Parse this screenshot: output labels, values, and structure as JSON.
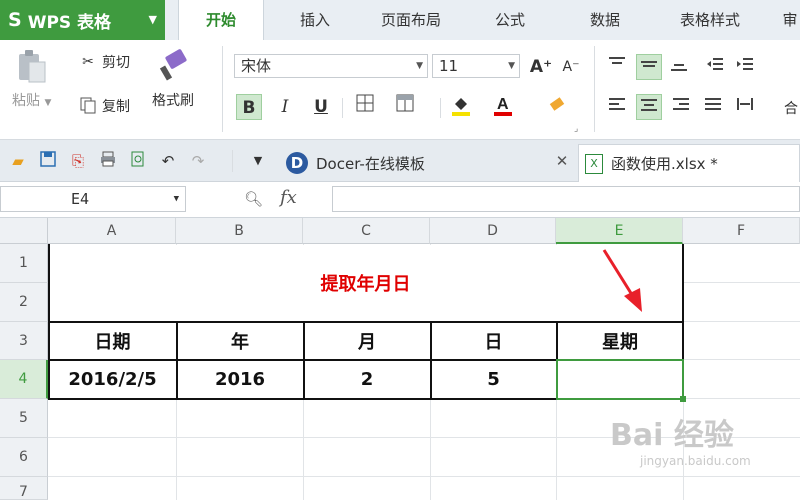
{
  "app": {
    "name": "WPS 表格",
    "logo": "wps-logo-icon"
  },
  "menu_tabs": [
    {
      "label": "开始",
      "active": true
    },
    {
      "label": "插入"
    },
    {
      "label": "页面布局"
    },
    {
      "label": "公式"
    },
    {
      "label": "数据"
    },
    {
      "label": "表格样式"
    },
    {
      "label": "审"
    }
  ],
  "ribbon": {
    "paste": "粘贴",
    "cut": "剪切",
    "copy": "复制",
    "format_painter": "格式刷",
    "font_name": "宋体",
    "font_size": "11",
    "increase_font": "A⁺",
    "decrease_font": "A⁻",
    "bold": "B",
    "italic": "I",
    "underline": "U",
    "merge_partial": "合"
  },
  "colors": {
    "accent": "#3f9b3f",
    "title_red": "#e00000",
    "highlight_yellow": "#f5e100",
    "font_red": "#e00000"
  },
  "doc_tabs": [
    {
      "label": "Docer-在线模板",
      "icon": "docer-icon"
    },
    {
      "label": "函数使用.xlsx *",
      "icon": "excel-file-icon",
      "active": true
    }
  ],
  "close_glyph": "✕",
  "formula_bar": {
    "name_box": "E4",
    "fx": "fx",
    "value": ""
  },
  "sheet": {
    "columns": [
      "A",
      "B",
      "C",
      "D",
      "E",
      "F"
    ],
    "rows": [
      "1",
      "2",
      "3",
      "4",
      "5",
      "6",
      "7"
    ],
    "selected_col": "E",
    "selected_row": "4",
    "title": "提取年月日",
    "headers": [
      "日期",
      "年",
      "月",
      "日",
      "星期"
    ],
    "values": [
      "2016/2/5",
      "2016",
      "2",
      "5",
      ""
    ]
  },
  "watermark": {
    "big": "Bai 经验",
    "small": "jingyan.baidu.com"
  }
}
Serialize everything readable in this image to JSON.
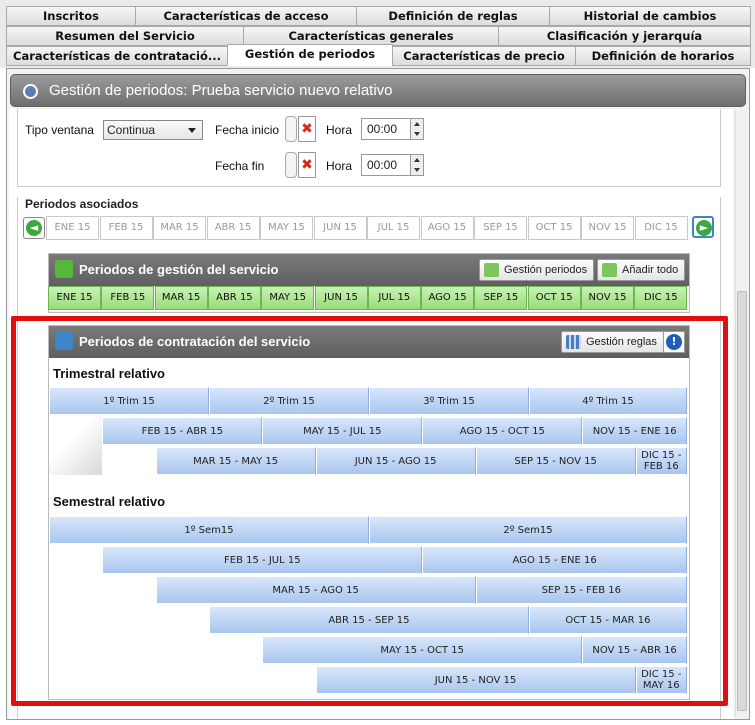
{
  "tabs": {
    "row1": [
      "Inscritos",
      "Características de acceso",
      "Definición de reglas",
      "Historial de cambios"
    ],
    "row2": [
      "Resumen del Servicio",
      "Características generales",
      "Clasificación y jerarquía"
    ],
    "row3": [
      "Características de contratació...",
      "Gestión de periodos",
      "Características de precio",
      "Definición de horarios"
    ],
    "active": "Gestión de periodos"
  },
  "window": {
    "title": "Gestión de periodos: Prueba servicio nuevo relativo"
  },
  "form": {
    "tipo_ventana_label": "Tipo ventana",
    "tipo_ventana_value": "Continua",
    "fecha_inicio_label": "Fecha inicio",
    "fecha_fin_label": "Fecha fin",
    "hora_label": "Hora",
    "hora_inicio_value": "00:00",
    "hora_fin_value": "00:00"
  },
  "periodos_asociados": {
    "label": "Periodos asociados",
    "months": [
      "ENE 15",
      "FEB 15",
      "MAR 15",
      "ABR 15",
      "MAY 15",
      "JUN 15",
      "JUL 15",
      "AGO 15",
      "SEP 15",
      "OCT 15",
      "NOV 15",
      "DIC 15"
    ]
  },
  "gestion_panel": {
    "title": "Periodos de gestión del servicio",
    "btn_gestion": "Gestión periodos",
    "btn_anadir": "Añadir todo",
    "months": [
      "ENE 15",
      "FEB 15",
      "MAR 15",
      "ABR 15",
      "MAY 15",
      "JUN 15",
      "JUL 15",
      "AGO 15",
      "SEP 15",
      "OCT 15",
      "NOV 15",
      "DIC 15"
    ]
  },
  "contratacion_panel": {
    "title": "Periodos de contratación del servicio",
    "btn_reglas": "Gestión reglas",
    "trimestral": {
      "title": "Trimestral relativo",
      "rows": [
        [
          "1º Trim 15",
          "2º Trim 15",
          "3º Trim 15",
          "4º Trim 15"
        ],
        [
          "FEB 15 - ABR 15",
          "MAY 15 - JUL 15",
          "AGO 15 - OCT 15",
          "NOV 15 - ENE 16"
        ],
        [
          "MAR 15 - MAY 15",
          "JUN 15 - AGO 15",
          "SEP 15 - NOV 15",
          "DIC 15 - FEB 16"
        ]
      ]
    },
    "semestral": {
      "title": "Semestral relativo",
      "rows": [
        [
          "1º Sem15",
          "2º Sem15"
        ],
        [
          "FEB 15 - JUL 15",
          "AGO 15 - ENE 16"
        ],
        [
          "MAR 15 - AGO 15",
          "SEP 15 - FEB 16"
        ],
        [
          "ABR 15 - SEP 15",
          "OCT 15 - MAR 16"
        ],
        [
          "MAY 15 - OCT 15",
          "NOV 15 - ABR 16"
        ],
        [
          "JUN 15 - NOV 15",
          "DIC 15 - MAY 16"
        ]
      ]
    }
  },
  "colors": {
    "highlight": "#e01010",
    "green_period": "#97dc78",
    "blue_bar": "#a9c6ee"
  }
}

TASK GOAL> Your copy of the data above should match it exactly, except that pictures are left out.

ANSWER IN FULL>
Parse this screenshot: output labels, values, and structure as JSON.
{
  "app": {
    "name": "WPS 表格",
    "logo": "wps-logo-icon"
  },
  "menu_tabs": [
    {
      "label": "开始",
      "active": true
    },
    {
      "label": "插入"
    },
    {
      "label": "页面布局"
    },
    {
      "label": "公式"
    },
    {
      "label": "数据"
    },
    {
      "label": "表格样式"
    },
    {
      "label": "审"
    }
  ],
  "ribbon": {
    "paste": "粘贴",
    "cut": "剪切",
    "copy": "复制",
    "format_painter": "格式刷",
    "font_name": "宋体",
    "font_size": "11",
    "increase_font": "A⁺",
    "decrease_font": "A⁻",
    "bold": "B",
    "italic": "I",
    "underline": "U",
    "merge_partial": "合"
  },
  "colors": {
    "accent": "#3f9b3f",
    "title_red": "#e00000",
    "highlight_yellow": "#f5e100",
    "font_red": "#e00000"
  },
  "doc_tabs": [
    {
      "label": "Docer-在线模板",
      "icon": "docer-icon"
    },
    {
      "label": "函数使用.xlsx *",
      "icon": "excel-file-icon",
      "active": true
    }
  ],
  "close_glyph": "✕",
  "formula_bar": {
    "name_box": "E4",
    "fx": "fx",
    "value": ""
  },
  "sheet": {
    "columns": [
      "A",
      "B",
      "C",
      "D",
      "E",
      "F"
    ],
    "rows": [
      "1",
      "2",
      "3",
      "4",
      "5",
      "6",
      "7"
    ],
    "selected_col": "E",
    "selected_row": "4",
    "title": "提取年月日",
    "headers": [
      "日期",
      "年",
      "月",
      "日",
      "星期"
    ],
    "values": [
      "2016/2/5",
      "2016",
      "2",
      "5",
      ""
    ]
  },
  "watermark": {
    "big": "Bai 经验",
    "small": "jingyan.baidu.com"
  }
}
Serialize everything readable in this image to JSON.
{
  "tabs": {
    "row1": [
      "Inscritos",
      "Características de acceso",
      "Definición de reglas",
      "Historial de cambios"
    ],
    "row2": [
      "Resumen del Servicio",
      "Características generales",
      "Clasificación y jerarquía"
    ],
    "row3": [
      "Características de contratació...",
      "Gestión de periodos",
      "Características de precio",
      "Definición de horarios"
    ],
    "active": "Gestión de periodos"
  },
  "window": {
    "title": "Gestión de periodos: Prueba servicio nuevo relativo"
  },
  "form": {
    "tipo_ventana_label": "Tipo ventana",
    "tipo_ventana_value": "Continua",
    "fecha_inicio_label": "Fecha inicio",
    "fecha_fin_label": "Fecha fin",
    "hora_label": "Hora",
    "hora_inicio_value": "00:00",
    "hora_fin_value": "00:00"
  },
  "periodos_asociados": {
    "label": "Periodos asociados",
    "months": [
      "ENE 15",
      "FEB 15",
      "MAR 15",
      "ABR 15",
      "MAY 15",
      "JUN 15",
      "JUL 15",
      "AGO 15",
      "SEP 15",
      "OCT 15",
      "NOV 15",
      "DIC 15"
    ]
  },
  "gestion_panel": {
    "title": "Periodos de gestión del servicio",
    "btn_gestion": "Gestión periodos",
    "btn_anadir": "Añadir todo",
    "months": [
      "ENE 15",
      "FEB 15",
      "MAR 15",
      "ABR 15",
      "MAY 15",
      "JUN 15",
      "JUL 15",
      "AGO 15",
      "SEP 15",
      "OCT 15",
      "NOV 15",
      "DIC 15"
    ]
  },
  "contratacion_panel": {
    "title": "Periodos de contratación del servicio",
    "btn_reglas": "Gestión reglas",
    "trimestral": {
      "title": "Trimestral relativo",
      "rows": [
        [
          "1º Trim 15",
          "2º Trim 15",
          "3º Trim 15",
          "4º Trim 15"
        ],
        [
          "FEB 15 - ABR 15",
          "MAY 15 - JUL 15",
          "AGO 15 - OCT 15",
          "NOV 15 - ENE 16"
        ],
        [
          "MAR 15 - MAY 15",
          "JUN 15 - AGO 15",
          "SEP 15 - NOV 15",
          "DIC 15 - FEB 16"
        ]
      ]
    },
    "semestral": {
      "title": "Semestral relativo",
      "rows": [
        [
          "1º Sem15",
          "2º Sem15"
        ],
        [
          "FEB 15 - JUL 15",
          "AGO 15 - ENE 16"
        ],
        [
          "MAR 15 - AGO 15",
          "SEP 15 - FEB 16"
        ],
        [
          "ABR 15 - SEP 15",
          "OCT 15 - MAR 16"
        ],
        [
          "MAY 15 - OCT 15",
          "NOV 15 - ABR 16"
        ],
        [
          "JUN 15 - NOV 15",
          "DIC 15 - MAY 16"
        ]
      ]
    }
  },
  "colors": {
    "highlight": "#e01010",
    "green_period": "#97dc78",
    "blue_bar": "#a9c6ee"
  }
}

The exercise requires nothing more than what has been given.